Actions to take |
(1) Write out the passage of the trial transcript that begins at the words "Race. No, never, as" and stops after "by Perrin’s counsel.".
(2) In the trial transcript, where did Richard Perrin go to buy the cargo of brandy, rum and tea?

Selected excerpt |
+++++

Q. Were you all armed are you sure?
Race. There were twenty of us all armed at Rowland’s Castle. Richard Perrin had a pair of pistols tied round his middle.
Q. Had Lilliwhite arms?
Race. Lilliwhite lay at my house on Sunday night,
and another man with him; their horses were in my stable.
Q. Give me an answer to my question; are you sure that Lilliwhite had arms about him when you left him to hold the horses?
Race. I cannot tell; I cannot be quite certain.
Q. Was Lilliwhite ever with you before or since that- time?
Race. No, never, as I know of; I never heard he was a smuggler.
Cross-examined by Glover’s counsel.
Q. Was Glover ever a reputed smuggler before, or did he ever act as such?
Race. No, not as I know of, neither before nor since. Richard Perrin was the merchant that went over to Guernsey to buy this cargo of brandy, rum and tea. I paid him part of the money as my share to go. He told me, after the goods were taken and put on board another vessel, that he had lost the tea by the Swift privateer, Captain Johnson.
Q. Did you never hear that Glover was forced to go against his consent by Richards, his relation?
Race. No, I did not hear any such thing. Edmund Richards brought him, and I never knew him do anything but this time.
Cross-examined by Perrin’s counsel.
Q. Are you sure that Perrin was armed, particularly when he was with the horses?
Race. Yes, he was, and was armed all the way we went from the Forest of Bere, and at that place too.
Q. You say Perrin was troubled with the rheumatism; why would you take a man with you that could not help you to carry off the goods?
Race. I don’t know; I am sure he was with us, and had his share of tea when we divided it at Brooke.
William Steel was called, and appearing, was sworn.

+++++

Entries |
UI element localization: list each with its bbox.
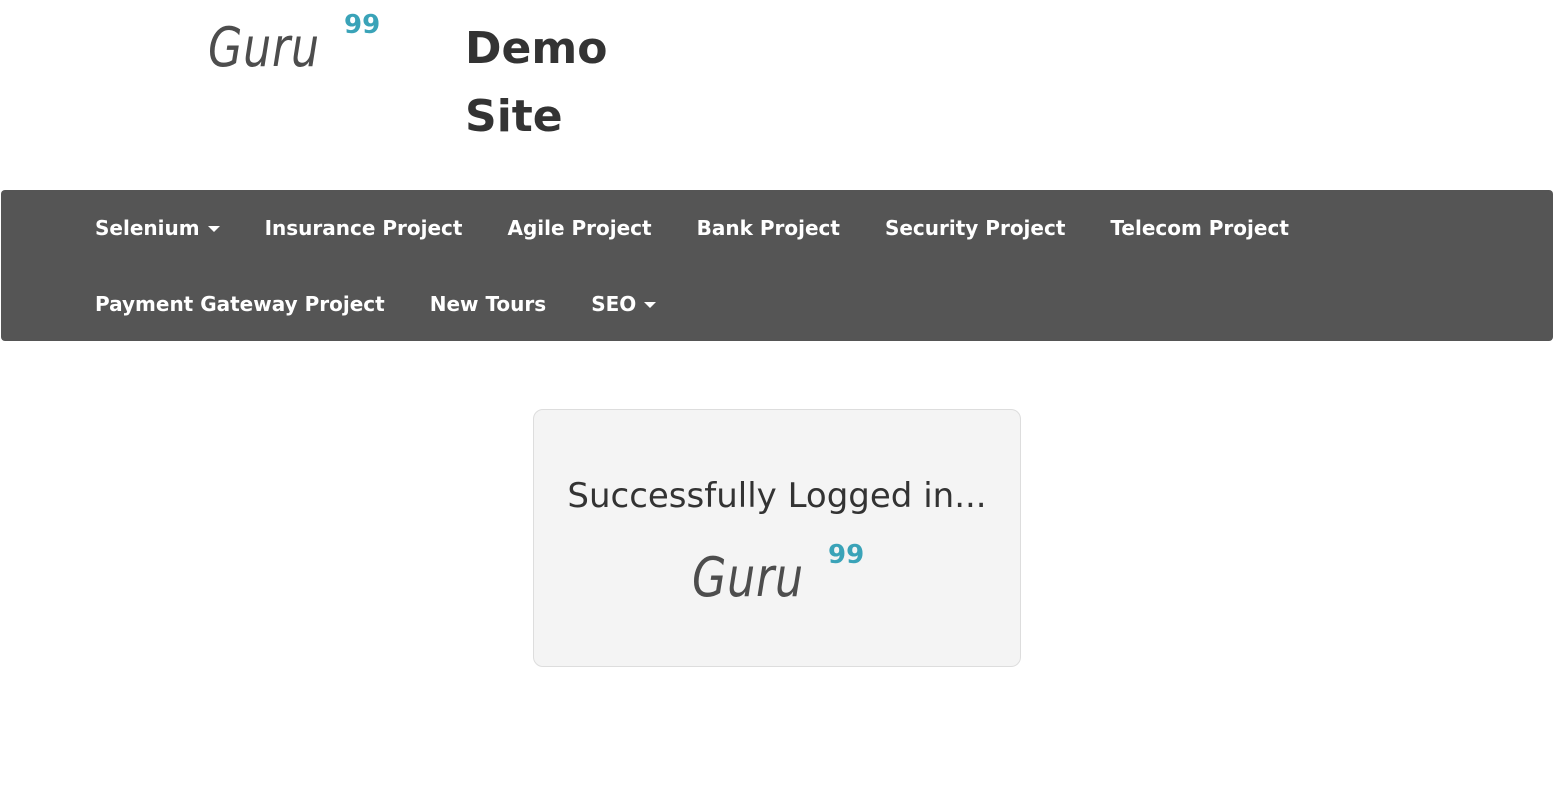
- site-title: Demo Site: [465, 23, 608, 142]
- nav-item-security-project[interactable]: Security Project: [885, 216, 1065, 240]
- logo-superscript: 99: [344, 10, 381, 40]
- nav-item-label: Security Project: [884, 216, 1066, 240]
- header: Guru 99 Demo Site: [0, 0, 1554, 190]
- nav-row: Selenium Insurance Project Agile Project…: [95, 190, 1334, 266]
- guru99-logo-panel: Guru 99: [692, 540, 872, 620]
- nav-item-label: Bank Project: [696, 216, 840, 240]
- nav-item-insurance-project[interactable]: Insurance Project: [265, 216, 463, 240]
- nav-item-telecom-project[interactable]: Telecom Project: [1110, 216, 1288, 240]
- nav-item-label: Selenium: [95, 216, 200, 240]
- logo-superscript: 99: [828, 540, 865, 570]
- main-navbar: Selenium Insurance Project Agile Project…: [1, 190, 1553, 341]
- nav-item-label: Agile Project: [507, 216, 652, 240]
- guru99-logo[interactable]: Guru 99: [208, 10, 388, 80]
- nav-row: Payment Gateway Project New Tours SEO: [95, 266, 701, 341]
- nav-item-bank-project[interactable]: Bank Project: [697, 216, 840, 240]
- nav-item-seo[interactable]: SEO: [591, 291, 657, 316]
- nav-item-new-tours[interactable]: New Tours: [430, 292, 546, 316]
- nav-item-payment-gateway-project[interactable]: Payment Gateway Project: [95, 292, 385, 316]
- nav-item-label: Telecom Project: [1110, 216, 1289, 240]
- nav-item-selenium[interactable]: Selenium: [95, 216, 220, 240]
- success-message: Successfully Logged in...: [567, 476, 987, 516]
- logo-text: Guru: [208, 16, 320, 79]
- caret-down-icon: [207, 226, 220, 232]
- nav-item-label: New Tours: [429, 291, 547, 316]
- nav-item-label: Payment Gateway Project: [95, 291, 385, 316]
- nav-item-label: Insurance Project: [264, 216, 463, 240]
- nav-item-label: SEO: [591, 291, 637, 316]
- login-success-panel: Successfully Logged in... Guru 99: [533, 409, 1021, 667]
- logo-text: Guru: [692, 546, 804, 609]
- caret-down-icon: [644, 301, 657, 308]
- nav-item-agile-project[interactable]: Agile Project: [507, 216, 651, 240]
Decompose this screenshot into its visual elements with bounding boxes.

+++++

Answer list |
(1)
Race. No, never, as I know of; I never heard he was a smuggler.
Cross-examined by Glover’s counsel.
Q. Was Glover ever a reputed smuggler before, or did he ever act as such?
Race. No, not as I know of, neither before nor since. Richard Perrin was the merchant that went over to Guernsey to buy this cargo of brandy, rum and tea. I paid him part of the money as my share to go. He told me, after the goods were taken and put on board another vessel, that he had lost the tea by the Swift privateer, Captain Johnson.
Q. Did you never hear that Glover was forced to go against his consent by Richards, his relation?
Race. No, I did not hear any such thing. Edmund Richards brought him, and I never knew him do anything but this time.
Cross-examined by Perrin’s counsel.

(2) Guernsey.